Report every line from the material that contains the word "minutes".
-- start INFORMATION GIVEN --
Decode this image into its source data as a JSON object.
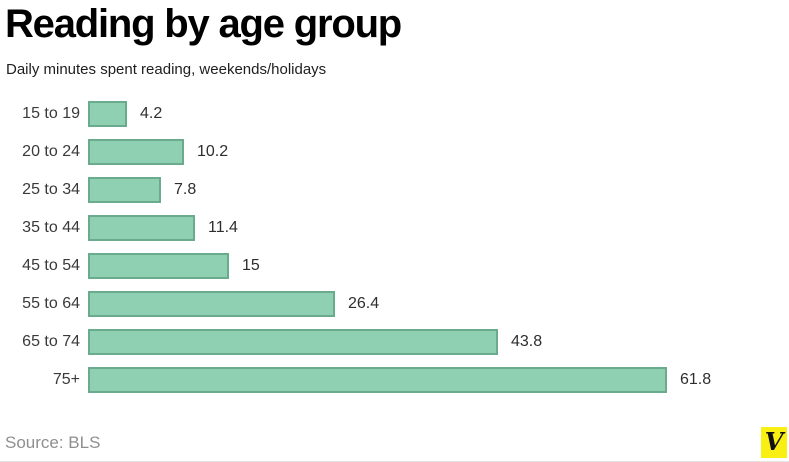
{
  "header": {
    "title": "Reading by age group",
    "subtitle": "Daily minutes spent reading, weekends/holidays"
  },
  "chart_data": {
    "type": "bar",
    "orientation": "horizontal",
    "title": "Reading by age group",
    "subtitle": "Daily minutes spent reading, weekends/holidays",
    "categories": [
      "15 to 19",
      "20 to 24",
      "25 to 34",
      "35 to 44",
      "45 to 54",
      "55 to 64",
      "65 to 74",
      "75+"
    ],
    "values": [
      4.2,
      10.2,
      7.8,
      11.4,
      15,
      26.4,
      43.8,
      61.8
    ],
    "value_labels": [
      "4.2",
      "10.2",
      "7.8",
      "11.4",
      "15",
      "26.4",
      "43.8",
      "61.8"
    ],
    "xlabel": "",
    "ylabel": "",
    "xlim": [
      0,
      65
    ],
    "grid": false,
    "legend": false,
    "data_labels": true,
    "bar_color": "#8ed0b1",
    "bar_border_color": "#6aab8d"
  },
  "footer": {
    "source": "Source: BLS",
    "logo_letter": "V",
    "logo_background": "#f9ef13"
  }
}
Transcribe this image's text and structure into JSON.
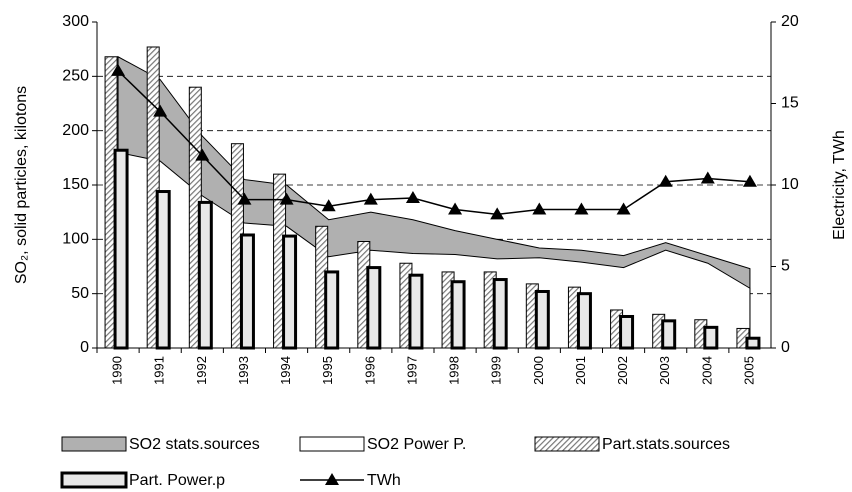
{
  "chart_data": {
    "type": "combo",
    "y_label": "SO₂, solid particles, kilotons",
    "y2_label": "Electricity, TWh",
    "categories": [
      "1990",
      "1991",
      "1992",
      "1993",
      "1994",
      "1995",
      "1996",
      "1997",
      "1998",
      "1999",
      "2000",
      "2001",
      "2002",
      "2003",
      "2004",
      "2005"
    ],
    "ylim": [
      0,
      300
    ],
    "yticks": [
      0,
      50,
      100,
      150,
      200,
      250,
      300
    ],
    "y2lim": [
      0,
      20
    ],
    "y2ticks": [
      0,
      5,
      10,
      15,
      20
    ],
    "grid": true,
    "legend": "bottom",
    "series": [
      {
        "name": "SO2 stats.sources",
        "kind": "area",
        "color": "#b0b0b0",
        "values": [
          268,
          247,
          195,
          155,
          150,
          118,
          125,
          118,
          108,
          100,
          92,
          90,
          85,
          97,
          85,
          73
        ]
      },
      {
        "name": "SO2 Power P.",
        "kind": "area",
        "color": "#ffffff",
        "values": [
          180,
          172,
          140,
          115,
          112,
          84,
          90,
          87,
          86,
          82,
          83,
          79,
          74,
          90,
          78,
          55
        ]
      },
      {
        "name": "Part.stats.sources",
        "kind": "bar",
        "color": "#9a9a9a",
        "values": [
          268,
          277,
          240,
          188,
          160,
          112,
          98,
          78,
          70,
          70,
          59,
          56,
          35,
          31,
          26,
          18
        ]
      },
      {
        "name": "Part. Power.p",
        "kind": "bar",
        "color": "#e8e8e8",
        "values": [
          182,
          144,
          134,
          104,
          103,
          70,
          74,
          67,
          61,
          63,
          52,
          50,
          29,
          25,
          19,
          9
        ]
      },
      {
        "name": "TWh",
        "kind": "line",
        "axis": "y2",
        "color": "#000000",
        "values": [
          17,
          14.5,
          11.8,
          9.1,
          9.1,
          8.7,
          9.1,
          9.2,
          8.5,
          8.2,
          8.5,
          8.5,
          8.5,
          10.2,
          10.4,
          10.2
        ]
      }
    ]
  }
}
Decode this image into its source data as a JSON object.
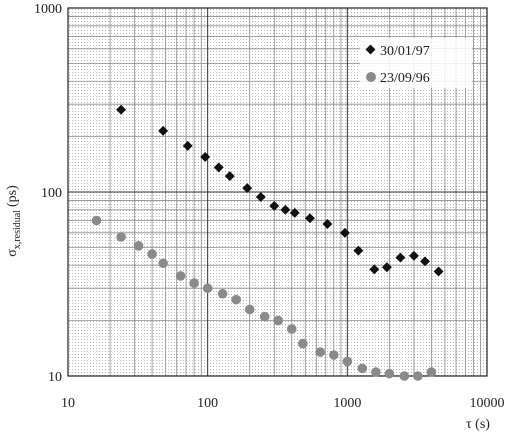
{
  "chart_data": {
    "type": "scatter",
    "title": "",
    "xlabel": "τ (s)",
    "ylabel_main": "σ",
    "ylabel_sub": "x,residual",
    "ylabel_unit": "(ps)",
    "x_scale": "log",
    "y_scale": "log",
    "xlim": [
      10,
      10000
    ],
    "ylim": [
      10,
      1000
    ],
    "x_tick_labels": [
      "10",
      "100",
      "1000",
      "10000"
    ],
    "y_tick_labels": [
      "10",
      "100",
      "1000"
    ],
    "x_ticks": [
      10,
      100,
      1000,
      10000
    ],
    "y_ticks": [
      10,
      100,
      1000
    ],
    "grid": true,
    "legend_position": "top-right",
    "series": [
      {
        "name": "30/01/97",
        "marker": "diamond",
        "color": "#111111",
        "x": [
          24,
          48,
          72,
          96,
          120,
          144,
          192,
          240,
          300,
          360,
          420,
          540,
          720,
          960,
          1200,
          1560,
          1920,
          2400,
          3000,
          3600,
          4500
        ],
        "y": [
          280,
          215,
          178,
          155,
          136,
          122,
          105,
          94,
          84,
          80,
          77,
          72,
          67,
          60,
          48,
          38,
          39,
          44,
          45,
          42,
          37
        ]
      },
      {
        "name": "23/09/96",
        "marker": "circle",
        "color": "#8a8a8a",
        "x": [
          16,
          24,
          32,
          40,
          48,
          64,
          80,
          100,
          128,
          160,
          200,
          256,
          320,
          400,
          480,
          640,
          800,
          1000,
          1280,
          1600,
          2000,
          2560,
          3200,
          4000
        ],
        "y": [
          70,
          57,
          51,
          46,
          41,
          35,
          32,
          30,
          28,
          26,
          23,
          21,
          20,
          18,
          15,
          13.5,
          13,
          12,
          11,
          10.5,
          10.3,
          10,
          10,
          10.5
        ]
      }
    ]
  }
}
-- end INFORMATION GIVEN --
- [REPLY TO THE TASK]:
    "subtitle": "Daily minutes spent reading, weekends/holidays"
    "subtitle": "Daily minutes spent reading, weekends/holidays",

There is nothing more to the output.